Entries from a visual dataset
===============

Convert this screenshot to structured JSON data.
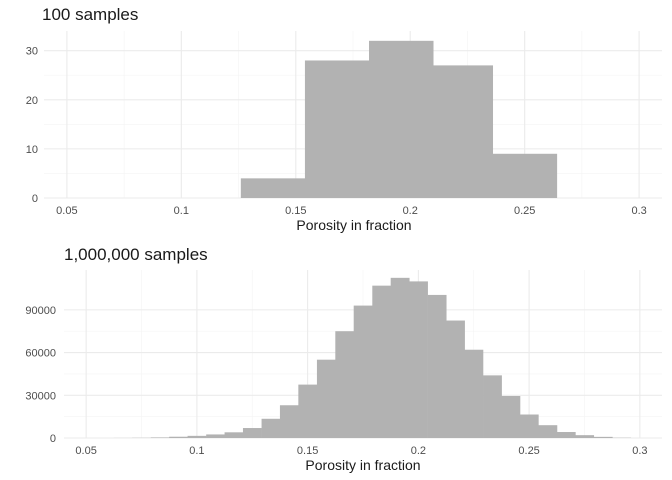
{
  "chart_data": [
    {
      "type": "bar",
      "title": "100 samples",
      "xlabel": "Porosity in fraction",
      "ylabel": "",
      "xlim": [
        0.04,
        0.31
      ],
      "ylim": [
        0,
        34
      ],
      "x_ticks": [
        0.05,
        0.1,
        0.15,
        0.2,
        0.25,
        0.3
      ],
      "x_tick_labels": [
        "0.05",
        "0.1",
        "0.15",
        "0.2",
        "0.25",
        "0.3"
      ],
      "y_ticks": [
        0,
        10,
        20,
        30
      ],
      "y_tick_labels": [
        "0",
        "10",
        "20",
        "30"
      ],
      "bins": [
        {
          "start": 0.126,
          "end": 0.154,
          "count": 4
        },
        {
          "start": 0.154,
          "end": 0.182,
          "count": 28
        },
        {
          "start": 0.182,
          "end": 0.21,
          "count": 32
        },
        {
          "start": 0.21,
          "end": 0.236,
          "count": 27
        },
        {
          "start": 0.236,
          "end": 0.264,
          "count": 9
        }
      ],
      "bar_color": "#b2b2b2",
      "grid": true,
      "legend": "none"
    },
    {
      "type": "bar",
      "title": "1,000,000 samples",
      "xlabel": "Porosity in fraction",
      "ylabel": "",
      "xlim": [
        0.04,
        0.31
      ],
      "ylim": [
        0,
        118000
      ],
      "x_ticks": [
        0.05,
        0.1,
        0.15,
        0.2,
        0.25,
        0.3
      ],
      "x_tick_labels": [
        "0.05",
        "0.1",
        "0.15",
        "0.2",
        "0.25",
        "0.3"
      ],
      "y_ticks": [
        0,
        30000,
        60000,
        90000
      ],
      "y_tick_labels": [
        "0",
        "30000",
        "60000",
        "90000"
      ],
      "bin_width": 0.008333,
      "bin_starts": [
        0.0625,
        0.0708,
        0.0792,
        0.0875,
        0.0958,
        0.1042,
        0.1125,
        0.1208,
        0.1292,
        0.1375,
        0.1458,
        0.1542,
        0.1625,
        0.1708,
        0.1792,
        0.1875,
        0.1958,
        0.2042,
        0.2125,
        0.2208,
        0.2292,
        0.2375,
        0.2458,
        0.2542,
        0.2625,
        0.2708,
        0.2792,
        0.2875
      ],
      "counts": [
        50,
        150,
        400,
        900,
        1500,
        2500,
        4000,
        7000,
        13500,
        23000,
        37500,
        55000,
        75000,
        93000,
        107000,
        112500,
        110000,
        100500,
        82500,
        62000,
        44000,
        29500,
        16500,
        9000,
        4200,
        2000,
        800,
        200
      ],
      "bar_color": "#b2b2b2",
      "grid": true,
      "legend": "none"
    }
  ]
}
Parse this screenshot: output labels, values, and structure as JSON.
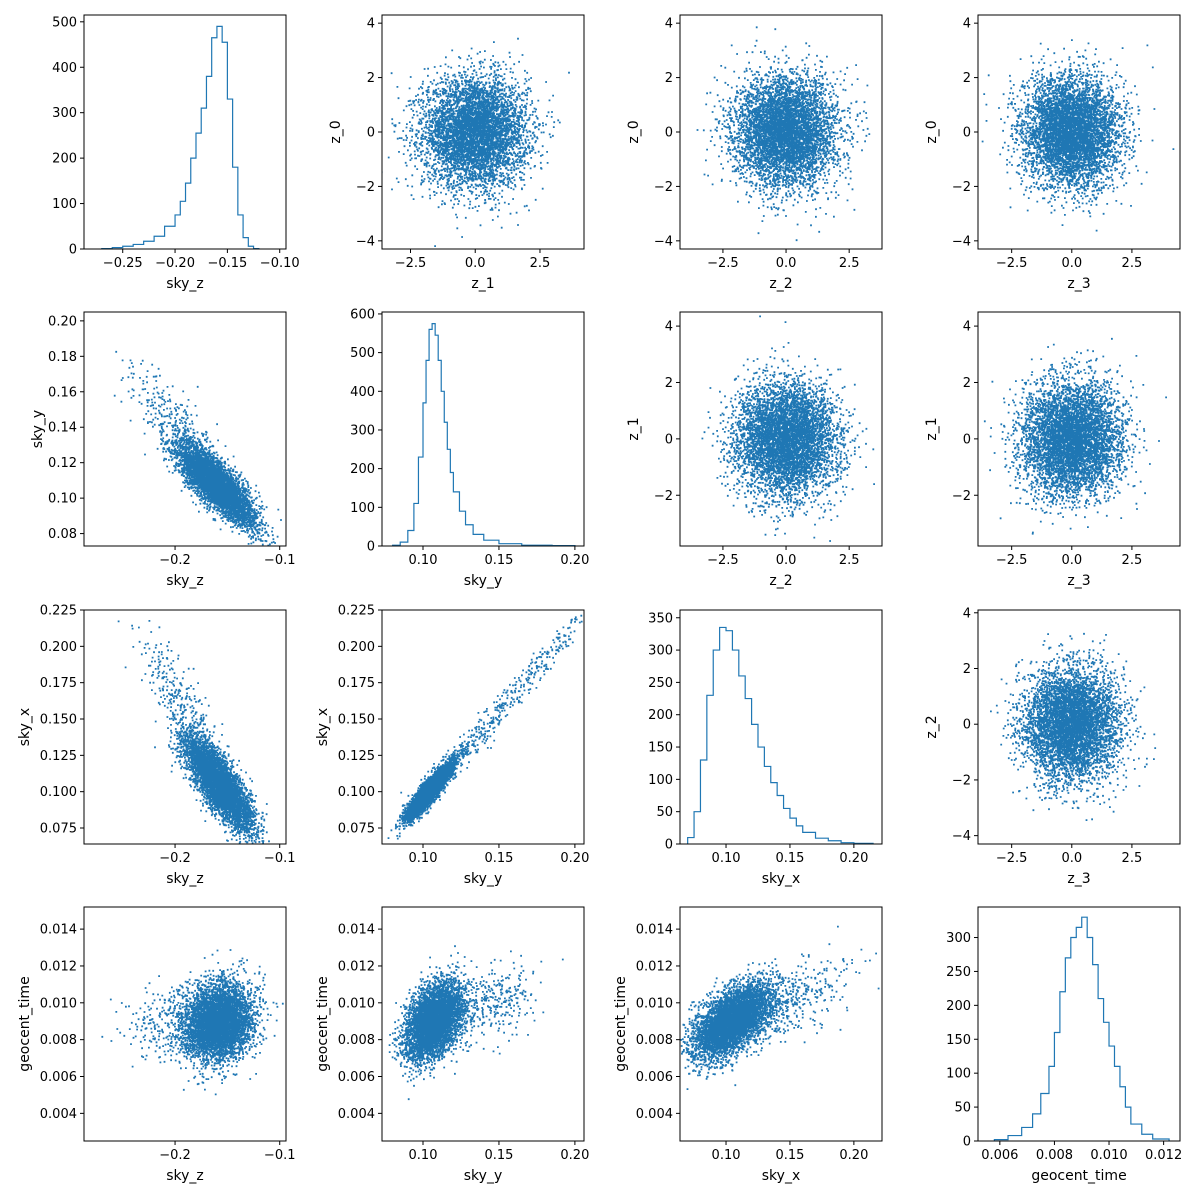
{
  "figure": {
    "type": "corner-plot",
    "marker_color": "#1f77b4",
    "background": "#ffffff"
  },
  "chart_data": [
    {
      "id": "hist-sky_z",
      "type": "histogram",
      "xlabel": "sky_z",
      "ylabel": "",
      "xlim": [
        -0.287,
        -0.094
      ],
      "ylim": [
        0,
        515
      ],
      "xticks": [
        -0.25,
        -0.2,
        -0.15,
        -0.1
      ],
      "xtick_labels": [
        "−0.25",
        "−0.20",
        "−0.15",
        "−0.10"
      ],
      "yticks": [
        0,
        100,
        200,
        300,
        400,
        500
      ],
      "ytick_labels": [
        "0",
        "100",
        "200",
        "300",
        "400",
        "500"
      ],
      "bin_edges": [
        -0.27,
        -0.26,
        -0.25,
        -0.24,
        -0.23,
        -0.22,
        -0.21,
        -0.2,
        -0.195,
        -0.19,
        -0.185,
        -0.18,
        -0.175,
        -0.17,
        -0.165,
        -0.16,
        -0.155,
        -0.15,
        -0.145,
        -0.14,
        -0.135,
        -0.13,
        -0.125,
        -0.12
      ],
      "counts": [
        1,
        3,
        6,
        10,
        17,
        28,
        50,
        75,
        105,
        145,
        200,
        255,
        310,
        380,
        465,
        490,
        455,
        330,
        180,
        75,
        25,
        6,
        1
      ]
    },
    {
      "id": "scatter-z_1-z_0",
      "type": "scatter",
      "xlabel": "z_1",
      "ylabel": "z_0",
      "xlim": [
        -3.6,
        4.2
      ],
      "ylim": [
        -4.3,
        4.3
      ],
      "xticks": [
        -2.5,
        0,
        2.5
      ],
      "xtick_labels": [
        "−2.5",
        "0.0",
        "2.5"
      ],
      "yticks": [
        -4,
        -2,
        0,
        2,
        4
      ],
      "ytick_labels": [
        "−4",
        "−2",
        "0",
        "2",
        "4"
      ],
      "cloud": {
        "shape": "gaussian",
        "n_points": 10000,
        "mean": [
          0,
          0
        ],
        "std": [
          1,
          1
        ],
        "corr": 0
      }
    },
    {
      "id": "scatter-z_2-z_0",
      "type": "scatter",
      "xlabel": "z_2",
      "ylabel": "z_0",
      "xlim": [
        -4.2,
        3.8
      ],
      "ylim": [
        -4.3,
        4.3
      ],
      "xticks": [
        -2.5,
        0,
        2.5
      ],
      "xtick_labels": [
        "−2.5",
        "0.0",
        "2.5"
      ],
      "yticks": [
        -4,
        -2,
        0,
        2,
        4
      ],
      "ytick_labels": [
        "−4",
        "−2",
        "0",
        "2",
        "4"
      ],
      "cloud": {
        "shape": "gaussian",
        "n_points": 10000,
        "mean": [
          0,
          0
        ],
        "std": [
          1,
          1
        ],
        "corr": 0
      }
    },
    {
      "id": "scatter-z_3-z_0",
      "type": "scatter",
      "xlabel": "z_3",
      "ylabel": "z_0",
      "xlim": [
        -3.9,
        4.5
      ],
      "ylim": [
        -4.3,
        4.3
      ],
      "xticks": [
        -2.5,
        0,
        2.5
      ],
      "xtick_labels": [
        "−2.5",
        "0.0",
        "2.5"
      ],
      "yticks": [
        -4,
        -2,
        0,
        2,
        4
      ],
      "ytick_labels": [
        "−4",
        "−2",
        "0",
        "2",
        "4"
      ],
      "cloud": {
        "shape": "gaussian",
        "n_points": 10000,
        "mean": [
          0,
          0
        ],
        "std": [
          1,
          1
        ],
        "corr": 0
      }
    },
    {
      "id": "scatter-sky_z-sky_y",
      "type": "scatter",
      "xlabel": "sky_z",
      "ylabel": "sky_y",
      "xlim": [
        -0.287,
        -0.094
      ],
      "ylim": [
        0.073,
        0.205
      ],
      "xticks": [
        -0.2,
        -0.1
      ],
      "xtick_labels": [
        "−0.2",
        "−0.1"
      ],
      "yticks": [
        0.08,
        0.1,
        0.12,
        0.14,
        0.16,
        0.18,
        0.2
      ],
      "ytick_labels": [
        "0.08",
        "0.10",
        "0.12",
        "0.14",
        "0.16",
        "0.18",
        "0.20"
      ],
      "cloud": {
        "shape": "skewed",
        "n_points": 10000,
        "mean": [
          -0.16,
          0.107
        ],
        "std": [
          0.018,
          0.011
        ],
        "corr": -0.8,
        "tail_dir": [
          -0.068,
          0.058
        ]
      }
    },
    {
      "id": "hist-sky_y",
      "type": "histogram",
      "xlabel": "sky_y",
      "ylabel": "",
      "xlim": [
        0.073,
        0.206
      ],
      "ylim": [
        0,
        605
      ],
      "xticks": [
        0.1,
        0.15,
        0.2
      ],
      "xtick_labels": [
        "0.10",
        "0.15",
        "0.20"
      ],
      "yticks": [
        0,
        100,
        200,
        300,
        400,
        500,
        600
      ],
      "ytick_labels": [
        "0",
        "100",
        "200",
        "300",
        "400",
        "500",
        "600"
      ],
      "bin_edges": [
        0.08,
        0.085,
        0.09,
        0.094,
        0.097,
        0.1,
        0.102,
        0.104,
        0.106,
        0.108,
        0.11,
        0.112,
        0.114,
        0.116,
        0.118,
        0.12,
        0.124,
        0.128,
        0.133,
        0.14,
        0.15,
        0.165,
        0.185,
        0.2
      ],
      "counts": [
        2,
        10,
        40,
        110,
        230,
        370,
        480,
        560,
        575,
        545,
        480,
        400,
        320,
        250,
        190,
        140,
        90,
        55,
        30,
        15,
        6,
        2,
        1
      ]
    },
    {
      "id": "scatter-z_2-z_1",
      "type": "scatter",
      "xlabel": "z_2",
      "ylabel": "z_1",
      "xlim": [
        -4.2,
        3.8
      ],
      "ylim": [
        -3.8,
        4.5
      ],
      "xticks": [
        -2.5,
        0,
        2.5
      ],
      "xtick_labels": [
        "−2.5",
        "0.0",
        "2.5"
      ],
      "yticks": [
        -2,
        0,
        2,
        4
      ],
      "ytick_labels": [
        "−2",
        "0",
        "2",
        "4"
      ],
      "cloud": {
        "shape": "gaussian",
        "n_points": 10000,
        "mean": [
          0,
          0
        ],
        "std": [
          1,
          1
        ],
        "corr": 0
      }
    },
    {
      "id": "scatter-z_3-z_1",
      "type": "scatter",
      "xlabel": "z_3",
      "ylabel": "z_1",
      "xlim": [
        -3.9,
        4.5
      ],
      "ylim": [
        -3.8,
        4.5
      ],
      "xticks": [
        -2.5,
        0,
        2.5
      ],
      "xtick_labels": [
        "−2.5",
        "0.0",
        "2.5"
      ],
      "yticks": [
        -2,
        0,
        2,
        4
      ],
      "ytick_labels": [
        "−2",
        "0",
        "2",
        "4"
      ],
      "cloud": {
        "shape": "gaussian",
        "n_points": 10000,
        "mean": [
          0,
          0
        ],
        "std": [
          1,
          1
        ],
        "corr": 0
      }
    },
    {
      "id": "scatter-sky_z-sky_x",
      "type": "scatter",
      "xlabel": "sky_z",
      "ylabel": "sky_x",
      "xlim": [
        -0.287,
        -0.094
      ],
      "ylim": [
        0.064,
        0.225
      ],
      "xticks": [
        -0.2,
        -0.1
      ],
      "xtick_labels": [
        "−0.2",
        "−0.1"
      ],
      "yticks": [
        0.075,
        0.1,
        0.125,
        0.15,
        0.175,
        0.2,
        0.225
      ],
      "ytick_labels": [
        "0.075",
        "0.100",
        "0.125",
        "0.150",
        "0.175",
        "0.200",
        "0.225"
      ],
      "cloud": {
        "shape": "skewed",
        "n_points": 10000,
        "mean": [
          -0.158,
          0.105
        ],
        "std": [
          0.016,
          0.016
        ],
        "corr": -0.8,
        "tail_dir": [
          -0.06,
          0.09
        ]
      }
    },
    {
      "id": "scatter-sky_y-sky_x",
      "type": "scatter",
      "xlabel": "sky_y",
      "ylabel": "sky_x",
      "xlim": [
        0.073,
        0.206
      ],
      "ylim": [
        0.064,
        0.225
      ],
      "xticks": [
        0.1,
        0.15,
        0.2
      ],
      "xtick_labels": [
        "0.10",
        "0.15",
        "0.20"
      ],
      "yticks": [
        0.075,
        0.1,
        0.125,
        0.15,
        0.175,
        0.2,
        0.225
      ],
      "ytick_labels": [
        "0.075",
        "0.100",
        "0.125",
        "0.150",
        "0.175",
        "0.200",
        "0.225"
      ],
      "cloud": {
        "shape": "skewed",
        "n_points": 10000,
        "mean": [
          0.104,
          0.1
        ],
        "std": [
          0.007,
          0.009
        ],
        "corr": 0.9,
        "tail_dir": [
          0.092,
          0.11
        ]
      }
    },
    {
      "id": "hist-sky_x",
      "type": "histogram",
      "xlabel": "sky_x",
      "ylabel": "",
      "xlim": [
        0.064,
        0.222
      ],
      "ylim": [
        0,
        362
      ],
      "xticks": [
        0.1,
        0.15,
        0.2
      ],
      "xtick_labels": [
        "0.10",
        "0.15",
        "0.20"
      ],
      "yticks": [
        0,
        50,
        100,
        150,
        200,
        250,
        300,
        350
      ],
      "ytick_labels": [
        "0",
        "50",
        "100",
        "150",
        "200",
        "250",
        "300",
        "350"
      ],
      "bin_edges": [
        0.07,
        0.075,
        0.08,
        0.085,
        0.09,
        0.095,
        0.1,
        0.105,
        0.11,
        0.115,
        0.12,
        0.125,
        0.13,
        0.135,
        0.14,
        0.145,
        0.15,
        0.155,
        0.16,
        0.17,
        0.18,
        0.19,
        0.2,
        0.215
      ],
      "counts": [
        10,
        50,
        130,
        230,
        300,
        335,
        330,
        300,
        260,
        225,
        185,
        150,
        120,
        95,
        75,
        55,
        40,
        28,
        18,
        9,
        5,
        2,
        1
      ]
    },
    {
      "id": "scatter-z_3-z_2",
      "type": "scatter",
      "xlabel": "z_3",
      "ylabel": "z_2",
      "xlim": [
        -3.9,
        4.5
      ],
      "ylim": [
        -4.3,
        4.1
      ],
      "xticks": [
        -2.5,
        0,
        2.5
      ],
      "xtick_labels": [
        "−2.5",
        "0.0",
        "2.5"
      ],
      "yticks": [
        -4,
        -2,
        0,
        2,
        4
      ],
      "ytick_labels": [
        "−4",
        "−2",
        "0",
        "2",
        "4"
      ],
      "cloud": {
        "shape": "gaussian",
        "n_points": 10000,
        "mean": [
          0,
          0
        ],
        "std": [
          1,
          1
        ],
        "corr": 0
      }
    },
    {
      "id": "scatter-sky_z-geocent_time",
      "type": "scatter",
      "xlabel": "sky_z",
      "ylabel": "geocent_time",
      "xlim": [
        -0.287,
        -0.094
      ],
      "ylim": [
        0.0025,
        0.0152
      ],
      "xticks": [
        -0.2,
        -0.1
      ],
      "xtick_labels": [
        "−0.2",
        "−0.1"
      ],
      "yticks": [
        0.004,
        0.006,
        0.008,
        0.01,
        0.012,
        0.014
      ],
      "ytick_labels": [
        "0.004",
        "0.006",
        "0.008",
        "0.010",
        "0.012",
        "0.014"
      ],
      "cloud": {
        "shape": "skewed",
        "n_points": 10000,
        "mean": [
          -0.158,
          0.009
        ],
        "std": [
          0.016,
          0.001
        ],
        "corr": 0.1,
        "tail_dir": [
          -0.07,
          -0.0005
        ]
      }
    },
    {
      "id": "scatter-sky_y-geocent_time",
      "type": "scatter",
      "xlabel": "sky_y",
      "ylabel": "geocent_time",
      "xlim": [
        0.073,
        0.206
      ],
      "ylim": [
        0.0025,
        0.0152
      ],
      "xticks": [
        0.1,
        0.15,
        0.2
      ],
      "xtick_labels": [
        "0.10",
        "0.15",
        "0.20"
      ],
      "yticks": [
        0.004,
        0.006,
        0.008,
        0.01,
        0.012,
        0.014
      ],
      "ytick_labels": [
        "0.004",
        "0.006",
        "0.008",
        "0.010",
        "0.012",
        "0.014"
      ],
      "cloud": {
        "shape": "skewed",
        "n_points": 10000,
        "mean": [
          0.107,
          0.009
        ],
        "std": [
          0.009,
          0.001
        ],
        "corr": 0.4,
        "tail_dir": [
          0.06,
          0.0015
        ]
      }
    },
    {
      "id": "scatter-sky_x-geocent_time",
      "type": "scatter",
      "xlabel": "sky_x",
      "ylabel": "geocent_time",
      "xlim": [
        0.064,
        0.222
      ],
      "ylim": [
        0.0025,
        0.0152
      ],
      "xticks": [
        0.1,
        0.15,
        0.2
      ],
      "xtick_labels": [
        "0.10",
        "0.15",
        "0.20"
      ],
      "yticks": [
        0.004,
        0.006,
        0.008,
        0.01,
        0.012,
        0.014
      ],
      "ytick_labels": [
        "0.004",
        "0.006",
        "0.008",
        "0.010",
        "0.012",
        "0.014"
      ],
      "cloud": {
        "shape": "skewed",
        "n_points": 10000,
        "mean": [
          0.105,
          0.009
        ],
        "std": [
          0.015,
          0.001
        ],
        "corr": 0.55,
        "tail_dir": [
          0.08,
          0.002
        ]
      }
    },
    {
      "id": "hist-geocent_time",
      "type": "histogram",
      "xlabel": "geocent_time",
      "ylabel": "",
      "xlim": [
        0.0052,
        0.0126
      ],
      "ylim": [
        0,
        345
      ],
      "xticks": [
        0.006,
        0.008,
        0.01,
        0.012
      ],
      "xtick_labels": [
        "0.006",
        "0.008",
        "0.010",
        "0.012"
      ],
      "yticks": [
        0,
        50,
        100,
        150,
        200,
        250,
        300
      ],
      "ytick_labels": [
        "0",
        "50",
        "100",
        "150",
        "200",
        "250",
        "300"
      ],
      "bin_edges": [
        0.0058,
        0.0063,
        0.0068,
        0.0072,
        0.0075,
        0.0078,
        0.008,
        0.0082,
        0.0084,
        0.0086,
        0.0088,
        0.009,
        0.0092,
        0.0094,
        0.0096,
        0.0098,
        0.01,
        0.0102,
        0.0104,
        0.0106,
        0.0108,
        0.0112,
        0.0116,
        0.0122
      ],
      "counts": [
        2,
        8,
        20,
        40,
        70,
        110,
        160,
        220,
        270,
        300,
        315,
        330,
        300,
        260,
        210,
        175,
        140,
        110,
        80,
        50,
        25,
        10,
        3
      ]
    }
  ]
}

===============

**Instructions to follow**
Identify and list each line with the word "title".

**Answer below**
      "title": "100 samples",
      "title": "1,000,000 samples",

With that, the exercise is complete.